What is required
Without the pictures, set down the records below word for word.

Data lines
***
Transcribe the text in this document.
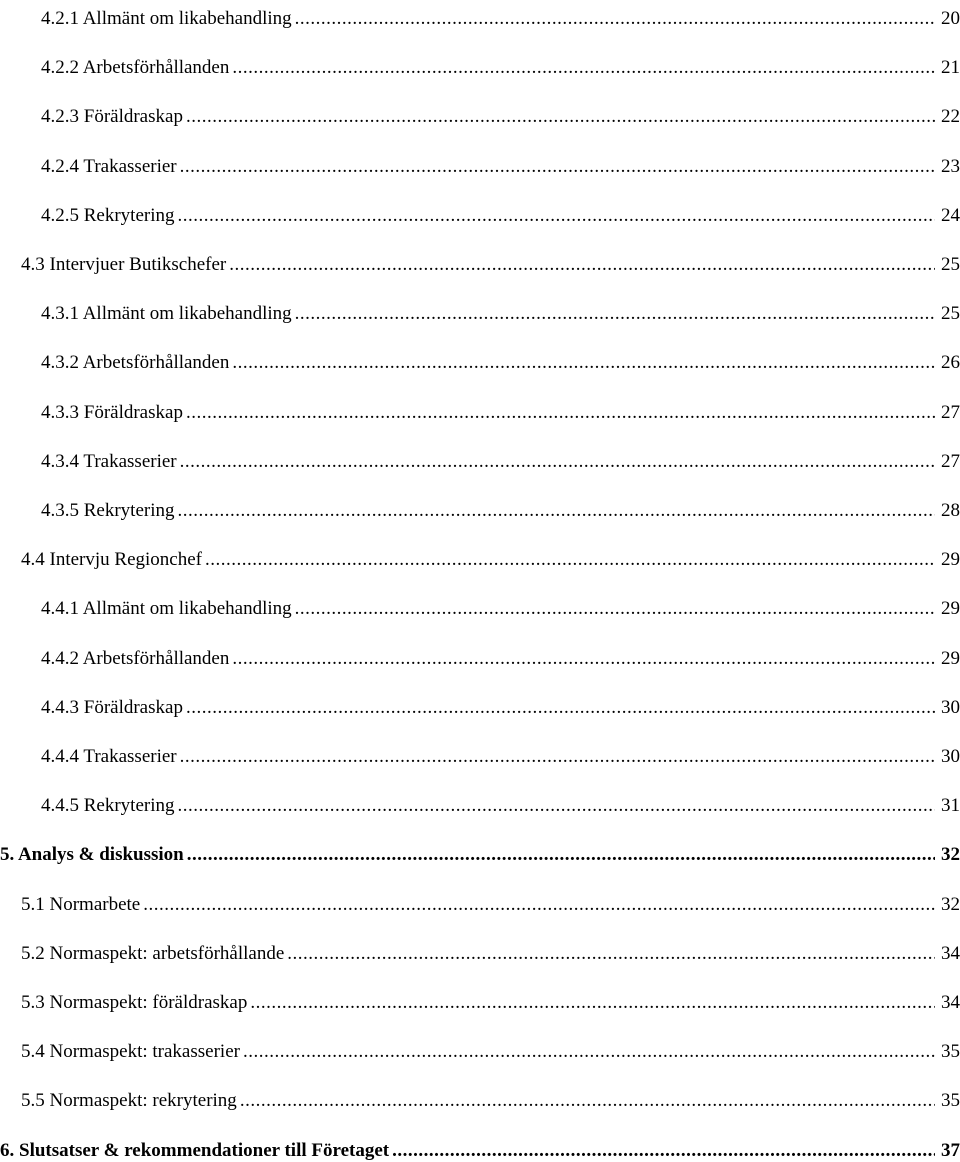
4.2.1 Allmänt om likabehandling .....	20
4.2.2 Arbetsförhållanden .....	21
4.2.3 Föräldraskap .....	22
4.2.4 Trakasserier .....	23
4.2.5 Rekrytering .....	24
4.3 Intervjuer Butikschefer .....	25
4.3.1 Allmänt om likabehandling .....	25
4.3.2 Arbetsförhållanden .....	26
4.3.3 Föräldraskap .....	27
4.3.4 Trakasserier .....	27
4.3.5 Rekrytering .....	28
4.4 Intervju Regionchef .....	29
4.4.1 Allmänt om likabehandling .....	29
4.4.2 Arbetsförhållanden .....	29
4.4.3 Föräldraskap .....	30
4.4.4 Trakasserier .....	30
4.4.5 Rekrytering .....	31
5. Analys & diskussion .....	32
5.1 Normarbete .....	32
5.2 Normaspekt: arbetsförhållande .....	34
5.3 Normaspekt: föräldraskap .....	34
5.4 Normaspekt: trakasserier .....	35
5.5 Normaspekt: rekrytering .....	35
6. Slutsatser & rekommendationer till Företaget .....	37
***
Result of the exercise
Transcribe the text in this document.
4.2.1 Allmänt om likabehandling .....	20
4.2.2 Arbetsförhållanden .....	21
4.2.3 Föräldraskap .....	22
4.2.4 Trakasserier .....	23
4.2.5 Rekrytering .....	24
4.3 Intervjuer Butikschefer .....	25
4.3.1 Allmänt om likabehandling .....	25
4.3.2 Arbetsförhållanden .....	26
4.3.3 Föräldraskap .....	27
4.3.4 Trakasserier .....	27
4.3.5 Rekrytering .....	28
4.4 Intervju Regionchef .....	29
4.4.1 Allmänt om likabehandling .....	29
4.4.2 Arbetsförhållanden .....	29
4.4.3 Föräldraskap .....	30
4.4.4 Trakasserier .....	30
4.4.5 Rekrytering .....	31
5. Analys & diskussion .....	32
5.1 Normarbete .....	32
5.2 Normaspekt: arbetsförhållande .....	34
5.3 Normaspekt: föräldraskap .....	34
5.4 Normaspekt: trakasserier .....	35
5.5 Normaspekt: rekrytering .....	35
6. Slutsatser & rekommendationer till Företaget .....	37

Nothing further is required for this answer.